Task goal ::
Every line below that includes "Autres" counts toward the total. Report that total alone.

(Records that describe figures)

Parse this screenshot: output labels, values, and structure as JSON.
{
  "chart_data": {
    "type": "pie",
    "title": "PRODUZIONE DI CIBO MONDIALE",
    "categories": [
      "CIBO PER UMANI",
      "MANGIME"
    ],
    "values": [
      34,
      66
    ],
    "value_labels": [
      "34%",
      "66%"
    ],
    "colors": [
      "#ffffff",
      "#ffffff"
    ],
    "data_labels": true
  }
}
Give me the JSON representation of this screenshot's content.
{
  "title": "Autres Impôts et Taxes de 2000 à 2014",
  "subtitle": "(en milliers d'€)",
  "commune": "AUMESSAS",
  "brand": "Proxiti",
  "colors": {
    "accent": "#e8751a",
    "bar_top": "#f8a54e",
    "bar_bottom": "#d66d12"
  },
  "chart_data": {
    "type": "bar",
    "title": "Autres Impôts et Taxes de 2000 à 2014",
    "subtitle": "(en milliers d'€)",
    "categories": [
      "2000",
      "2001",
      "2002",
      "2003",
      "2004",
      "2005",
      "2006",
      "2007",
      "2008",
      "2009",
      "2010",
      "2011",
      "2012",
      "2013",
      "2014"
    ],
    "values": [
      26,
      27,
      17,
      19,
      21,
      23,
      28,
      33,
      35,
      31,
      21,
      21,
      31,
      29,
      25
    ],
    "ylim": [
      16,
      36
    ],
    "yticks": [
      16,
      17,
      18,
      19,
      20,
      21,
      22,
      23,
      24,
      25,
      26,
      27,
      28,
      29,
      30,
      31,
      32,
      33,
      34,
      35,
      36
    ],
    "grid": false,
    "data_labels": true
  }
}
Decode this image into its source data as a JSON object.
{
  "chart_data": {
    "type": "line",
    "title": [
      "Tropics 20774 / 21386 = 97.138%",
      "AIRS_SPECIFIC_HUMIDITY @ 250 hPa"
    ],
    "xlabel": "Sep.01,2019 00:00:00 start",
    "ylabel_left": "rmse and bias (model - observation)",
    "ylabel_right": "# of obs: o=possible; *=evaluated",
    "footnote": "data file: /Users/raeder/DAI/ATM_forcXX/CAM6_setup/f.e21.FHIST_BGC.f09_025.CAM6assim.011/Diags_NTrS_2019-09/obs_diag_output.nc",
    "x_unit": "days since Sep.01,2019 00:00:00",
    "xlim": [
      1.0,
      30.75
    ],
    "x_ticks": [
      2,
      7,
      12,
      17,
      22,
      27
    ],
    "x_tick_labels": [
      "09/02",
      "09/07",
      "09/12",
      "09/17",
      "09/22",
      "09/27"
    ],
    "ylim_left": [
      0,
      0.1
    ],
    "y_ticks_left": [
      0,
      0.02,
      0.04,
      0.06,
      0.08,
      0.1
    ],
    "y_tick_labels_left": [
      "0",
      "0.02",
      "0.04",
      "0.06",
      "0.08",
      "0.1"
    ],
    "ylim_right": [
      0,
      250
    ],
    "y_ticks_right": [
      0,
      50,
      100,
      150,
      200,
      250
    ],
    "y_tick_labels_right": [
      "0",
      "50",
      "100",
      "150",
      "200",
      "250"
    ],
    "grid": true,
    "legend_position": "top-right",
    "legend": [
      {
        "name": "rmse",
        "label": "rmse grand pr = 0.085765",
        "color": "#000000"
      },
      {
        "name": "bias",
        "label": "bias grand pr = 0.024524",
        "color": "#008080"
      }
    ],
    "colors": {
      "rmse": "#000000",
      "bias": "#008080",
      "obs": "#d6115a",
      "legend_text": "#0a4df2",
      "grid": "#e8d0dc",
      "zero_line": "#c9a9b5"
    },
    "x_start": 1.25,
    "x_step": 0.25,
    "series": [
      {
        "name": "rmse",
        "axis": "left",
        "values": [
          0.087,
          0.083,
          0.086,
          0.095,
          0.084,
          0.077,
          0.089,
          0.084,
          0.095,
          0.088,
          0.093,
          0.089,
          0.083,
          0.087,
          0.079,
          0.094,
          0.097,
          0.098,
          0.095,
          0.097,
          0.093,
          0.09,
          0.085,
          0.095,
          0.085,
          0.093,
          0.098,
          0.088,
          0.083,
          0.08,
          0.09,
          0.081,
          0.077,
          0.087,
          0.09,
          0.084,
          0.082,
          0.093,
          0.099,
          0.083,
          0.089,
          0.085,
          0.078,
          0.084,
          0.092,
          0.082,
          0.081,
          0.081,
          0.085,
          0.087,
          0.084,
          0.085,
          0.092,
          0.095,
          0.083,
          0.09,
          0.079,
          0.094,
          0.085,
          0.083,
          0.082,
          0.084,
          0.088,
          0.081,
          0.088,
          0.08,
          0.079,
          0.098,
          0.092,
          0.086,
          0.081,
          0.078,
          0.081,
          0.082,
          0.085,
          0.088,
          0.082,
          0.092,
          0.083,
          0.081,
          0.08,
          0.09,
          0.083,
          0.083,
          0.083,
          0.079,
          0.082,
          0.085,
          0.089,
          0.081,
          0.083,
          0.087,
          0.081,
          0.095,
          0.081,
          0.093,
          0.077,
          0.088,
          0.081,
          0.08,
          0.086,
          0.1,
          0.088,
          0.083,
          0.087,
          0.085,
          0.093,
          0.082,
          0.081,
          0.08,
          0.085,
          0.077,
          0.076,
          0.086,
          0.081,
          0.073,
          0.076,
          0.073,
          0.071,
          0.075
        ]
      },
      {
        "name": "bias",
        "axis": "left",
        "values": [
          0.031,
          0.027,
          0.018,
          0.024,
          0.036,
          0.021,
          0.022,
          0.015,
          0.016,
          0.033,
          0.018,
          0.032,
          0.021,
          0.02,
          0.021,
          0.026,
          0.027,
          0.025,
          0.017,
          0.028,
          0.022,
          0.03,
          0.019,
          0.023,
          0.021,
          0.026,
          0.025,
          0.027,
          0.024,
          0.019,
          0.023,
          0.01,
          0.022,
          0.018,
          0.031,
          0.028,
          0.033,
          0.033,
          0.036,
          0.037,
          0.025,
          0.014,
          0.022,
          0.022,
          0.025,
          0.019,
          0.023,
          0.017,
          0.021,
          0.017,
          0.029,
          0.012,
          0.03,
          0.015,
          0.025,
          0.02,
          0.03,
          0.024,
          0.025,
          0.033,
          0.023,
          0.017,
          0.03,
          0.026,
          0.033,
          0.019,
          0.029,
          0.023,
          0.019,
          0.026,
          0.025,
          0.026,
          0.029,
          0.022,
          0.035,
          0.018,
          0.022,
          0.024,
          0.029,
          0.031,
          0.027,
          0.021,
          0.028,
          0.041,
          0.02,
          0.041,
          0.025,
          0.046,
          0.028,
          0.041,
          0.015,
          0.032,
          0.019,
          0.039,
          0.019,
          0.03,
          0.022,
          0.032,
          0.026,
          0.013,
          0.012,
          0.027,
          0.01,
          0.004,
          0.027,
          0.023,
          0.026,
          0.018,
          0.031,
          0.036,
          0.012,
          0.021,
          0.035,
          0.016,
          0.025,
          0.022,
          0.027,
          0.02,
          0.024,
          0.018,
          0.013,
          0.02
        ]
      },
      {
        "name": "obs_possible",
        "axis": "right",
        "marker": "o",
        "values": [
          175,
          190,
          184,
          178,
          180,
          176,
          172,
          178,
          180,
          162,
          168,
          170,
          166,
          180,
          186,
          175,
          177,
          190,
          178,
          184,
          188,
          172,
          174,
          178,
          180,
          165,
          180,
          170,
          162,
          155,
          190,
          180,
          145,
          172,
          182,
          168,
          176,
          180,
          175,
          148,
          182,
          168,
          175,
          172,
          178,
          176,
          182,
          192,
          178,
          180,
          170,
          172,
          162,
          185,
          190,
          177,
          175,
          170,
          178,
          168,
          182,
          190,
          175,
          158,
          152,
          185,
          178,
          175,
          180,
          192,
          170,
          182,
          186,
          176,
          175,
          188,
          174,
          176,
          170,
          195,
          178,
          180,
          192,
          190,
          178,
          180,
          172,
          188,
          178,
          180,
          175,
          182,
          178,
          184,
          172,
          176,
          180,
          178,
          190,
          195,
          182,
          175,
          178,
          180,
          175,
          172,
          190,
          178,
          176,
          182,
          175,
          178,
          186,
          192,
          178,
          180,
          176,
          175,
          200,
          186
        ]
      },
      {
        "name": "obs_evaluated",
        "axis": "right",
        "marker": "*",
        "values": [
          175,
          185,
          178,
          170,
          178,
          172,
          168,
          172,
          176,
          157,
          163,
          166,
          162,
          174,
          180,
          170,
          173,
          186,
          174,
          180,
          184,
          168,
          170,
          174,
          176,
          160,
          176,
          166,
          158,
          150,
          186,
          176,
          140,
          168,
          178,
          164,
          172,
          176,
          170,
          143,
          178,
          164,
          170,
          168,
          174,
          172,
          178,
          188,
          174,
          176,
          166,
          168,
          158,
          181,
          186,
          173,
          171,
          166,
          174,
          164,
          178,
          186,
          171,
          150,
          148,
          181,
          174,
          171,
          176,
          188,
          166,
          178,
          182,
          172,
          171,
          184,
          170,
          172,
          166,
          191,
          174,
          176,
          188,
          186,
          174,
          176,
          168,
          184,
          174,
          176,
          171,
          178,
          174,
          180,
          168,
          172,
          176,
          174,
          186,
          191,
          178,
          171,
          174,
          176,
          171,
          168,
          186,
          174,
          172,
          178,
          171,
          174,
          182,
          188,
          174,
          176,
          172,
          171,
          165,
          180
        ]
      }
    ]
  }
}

Complete response ::
2